### What you need to do
Please print all of the material below, word for word.

Records from a collection:
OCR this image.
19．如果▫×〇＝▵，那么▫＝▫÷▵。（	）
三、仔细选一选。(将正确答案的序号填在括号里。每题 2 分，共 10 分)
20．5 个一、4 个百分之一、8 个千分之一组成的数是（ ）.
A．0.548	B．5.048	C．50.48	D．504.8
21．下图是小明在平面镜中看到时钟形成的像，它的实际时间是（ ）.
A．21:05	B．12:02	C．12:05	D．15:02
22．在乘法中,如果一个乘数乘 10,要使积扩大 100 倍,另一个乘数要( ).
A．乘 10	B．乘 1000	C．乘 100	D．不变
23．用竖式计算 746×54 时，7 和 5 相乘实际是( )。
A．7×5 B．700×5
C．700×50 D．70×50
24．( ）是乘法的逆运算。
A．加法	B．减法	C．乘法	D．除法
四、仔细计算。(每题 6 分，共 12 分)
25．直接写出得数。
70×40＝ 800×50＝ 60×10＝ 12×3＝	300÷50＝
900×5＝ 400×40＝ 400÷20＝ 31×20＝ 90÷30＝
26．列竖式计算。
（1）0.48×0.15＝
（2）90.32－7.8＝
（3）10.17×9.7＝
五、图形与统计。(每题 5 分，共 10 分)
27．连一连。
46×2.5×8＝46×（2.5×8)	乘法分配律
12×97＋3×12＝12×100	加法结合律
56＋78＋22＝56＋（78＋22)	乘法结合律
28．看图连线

### Exercise result
OCR this image.
19．如果▫×〇＝▵，那么▫＝▫÷▵。（	）
三、仔细选一选。(将正确答案的序号填在括号里。每题 2 分，共 10 分)
20．5 个一、4 个百分之一、8 个千分之一组成的数是（ ）.
A．0.548	B．5.048	C．50.48	D．504.8
21．下图是小明在平面镜中看到时钟形成的像，它的实际时间是（ ）.
A．21:05	B．12:02	C．12:05	D．15:02
22．在乘法中,如果一个乘数乘 10,要使积扩大 100 倍,另一个乘数要( ).
A．乘 10	B．乘 1000	C．乘 100	D．不变
23．用竖式计算 746×54 时，7 和 5 相乘实际是( )。
A．7×5 B．700×5
C．700×50 D．70×50
24．( ）是乘法的逆运算。
A．加法	B．减法	C．乘法	D．除法
四、仔细计算。(每题 6 分，共 12 分)
25．直接写出得数。
70×40＝ 800×50＝ 60×10＝ 12×3＝	300÷50＝
900×5＝ 400×40＝ 400÷20＝ 31×20＝ 90÷30＝
26．列竖式计算。
（1）0.48×0.15＝
（2）90.32－7.8＝
（3）10.17×9.7＝
五、图形与统计。(每题 5 分，共 10 分)
27．连一连。
46×2.5×8＝46×（2.5×8)	乘法分配律
12×97＋3×12＝12×100	加法结合律
56＋78＋22＝56＋（78＋22)	乘法结合律
28．看图连线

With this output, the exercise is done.